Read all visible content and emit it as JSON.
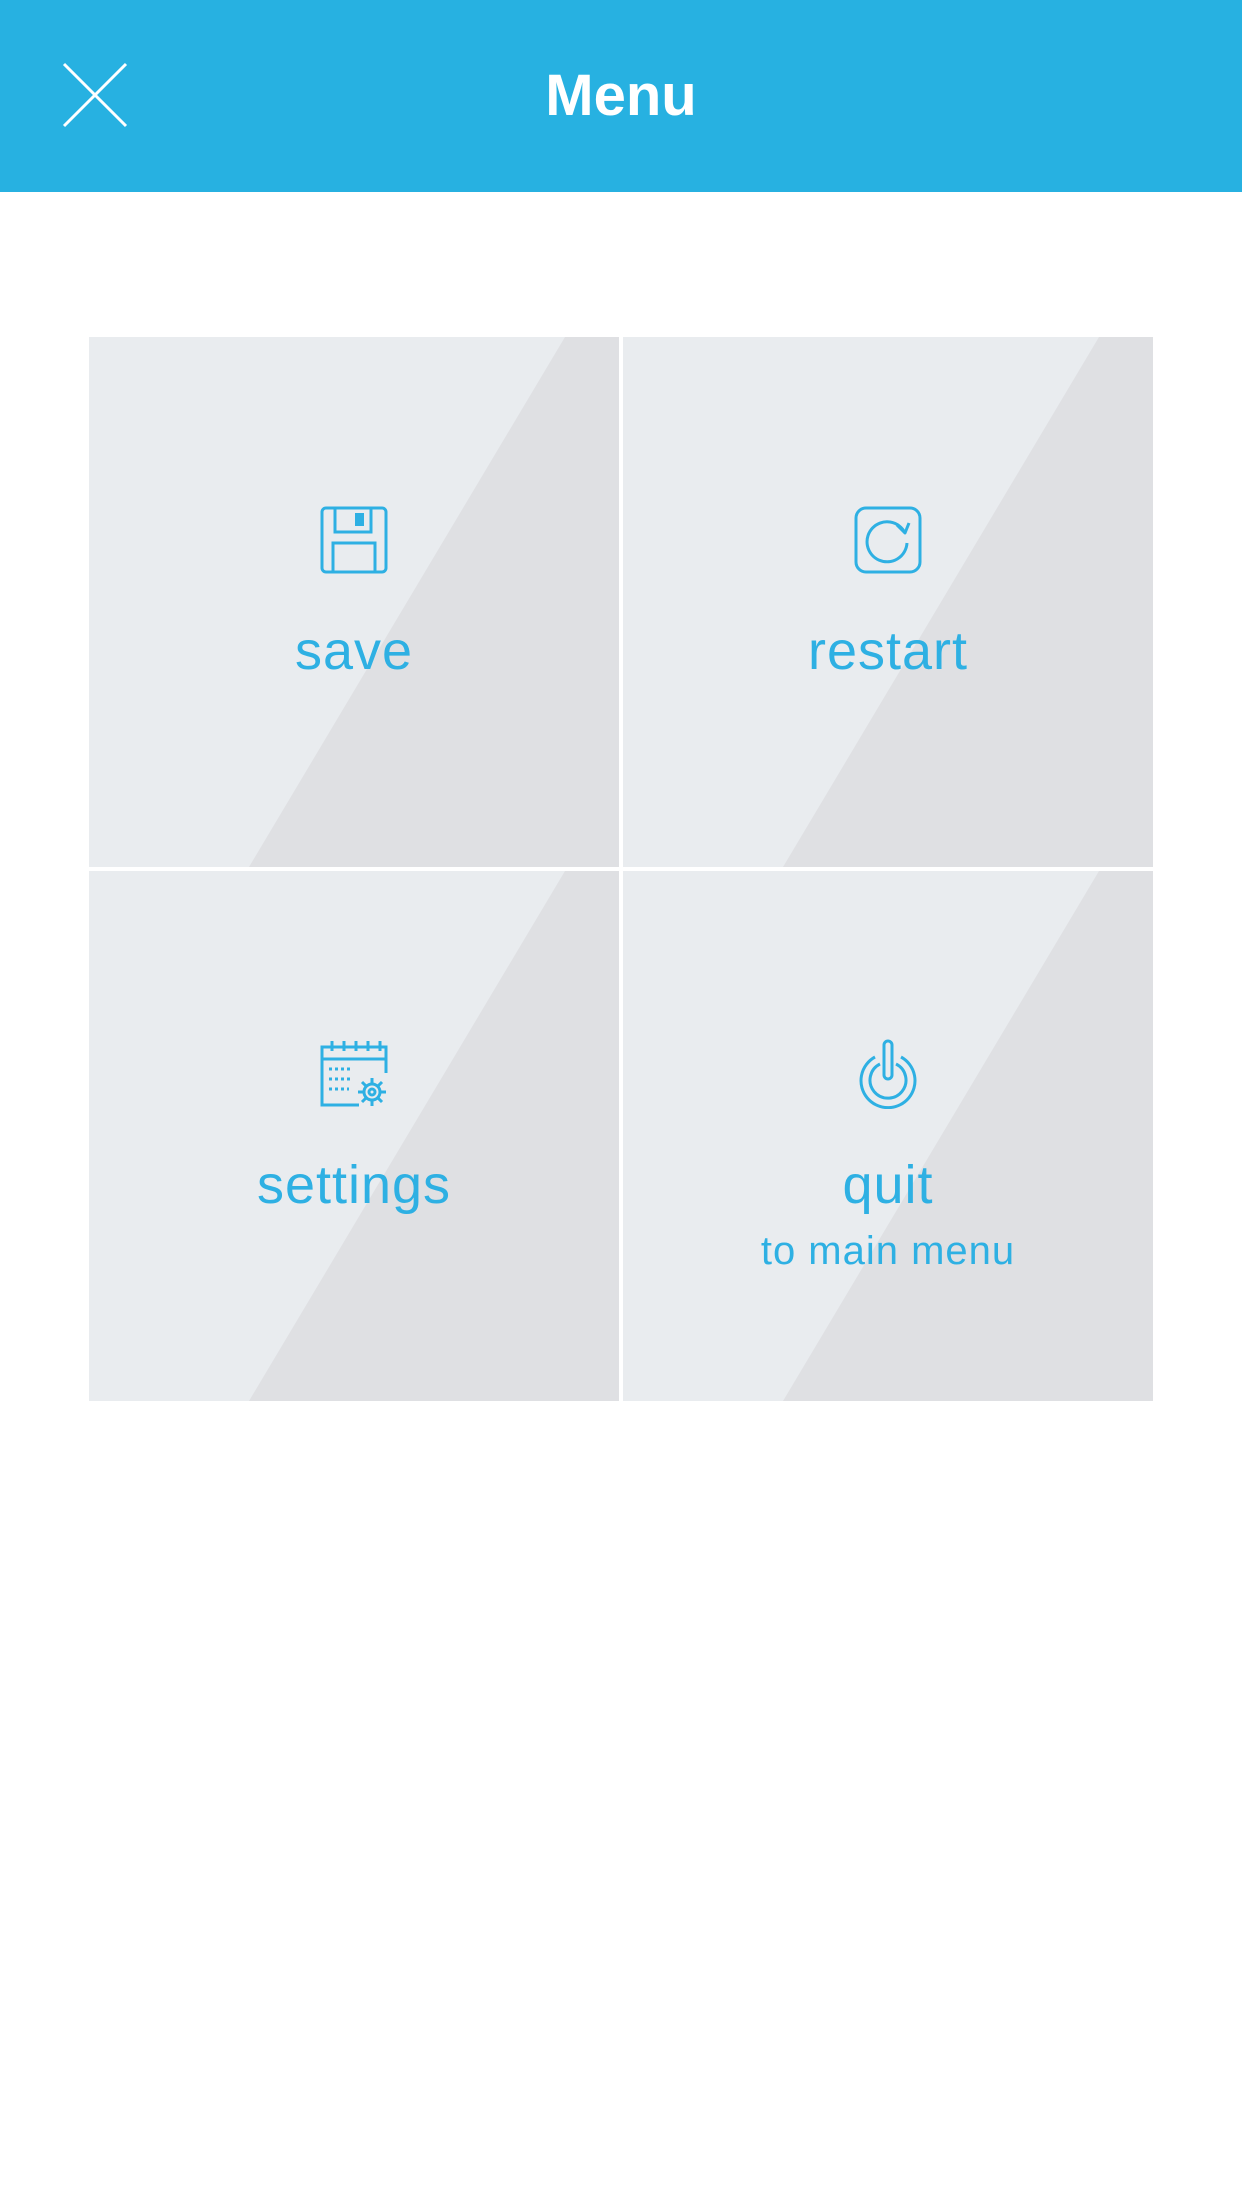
{
  "header": {
    "title": "Menu",
    "close_icon": "close-icon",
    "background_color": "#27b1e1"
  },
  "menu": {
    "accent_color": "#2eb0e3",
    "items": [
      {
        "label": "save",
        "icon": "floppy-disk-icon"
      },
      {
        "label": "restart",
        "icon": "restart-icon"
      },
      {
        "label": "settings",
        "icon": "calendar-gear-icon"
      },
      {
        "label": "quit",
        "sublabel": "to main menu",
        "icon": "power-icon"
      }
    ]
  }
}
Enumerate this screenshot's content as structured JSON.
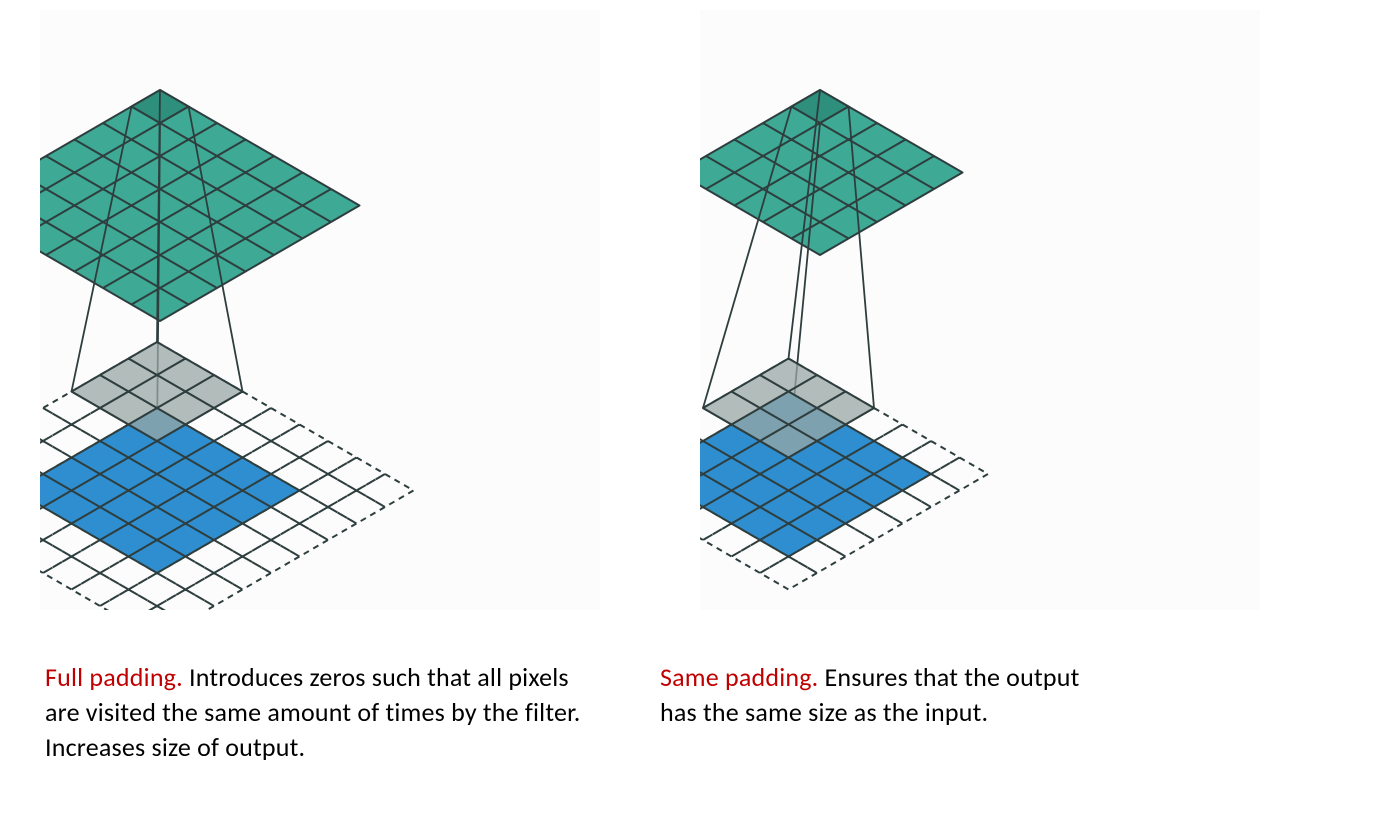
{
  "colors": {
    "teal": "#3ea995",
    "teal_dark": "#2d8f7c",
    "blue": "#2f8ecf",
    "kernel": "#9aa7a6",
    "stroke": "#2e3e3e",
    "accent_text": "#c00000"
  },
  "dims": {
    "full": {
      "input": 5,
      "kernel": 3,
      "pad": 2,
      "output": 7
    },
    "same": {
      "input": 5,
      "kernel": 3,
      "pad": 1,
      "output": 5
    }
  },
  "captions": {
    "full": {
      "term": "Full padding.",
      "text": " Introduces zeros such that all pixels are visited the same amount of times by the filter. Increases size of output."
    },
    "same": {
      "term": "Same padding.",
      "text": " Ensures that the output has the same size as the input."
    }
  }
}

══════════════════════════════

* [TASK TO COMPLETE]: Reproduce each entry precisely. Leave the pictures out.

* [SOLUTION TO THIS TASK]:
Read all visible content and emit it as JSON.
{
  "header": {
    "title": "Menu",
    "close_icon": "close-icon",
    "background_color": "#27b1e1"
  },
  "menu": {
    "accent_color": "#2eb0e3",
    "items": [
      {
        "label": "save",
        "icon": "floppy-disk-icon"
      },
      {
        "label": "restart",
        "icon": "restart-icon"
      },
      {
        "label": "settings",
        "icon": "calendar-gear-icon"
      },
      {
        "label": "quit",
        "sublabel": "to main menu",
        "icon": "power-icon"
      }
    ]
  }
}
Enumerate this screenshot's content as structured JSON.
{
  "colors": {
    "teal": "#3ea995",
    "teal_dark": "#2d8f7c",
    "blue": "#2f8ecf",
    "kernel": "#9aa7a6",
    "stroke": "#2e3e3e",
    "accent_text": "#c00000"
  },
  "dims": {
    "full": {
      "input": 5,
      "kernel": 3,
      "pad": 2,
      "output": 7
    },
    "same": {
      "input": 5,
      "kernel": 3,
      "pad": 1,
      "output": 5
    }
  },
  "captions": {
    "full": {
      "term": "Full padding.",
      "text": " Introduces zeros such that all pixels are visited the same amount of times by the filter. Increases size of output."
    },
    "same": {
      "term": "Same padding.",
      "text": " Ensures that the output has the same size as the input."
    }
  }
}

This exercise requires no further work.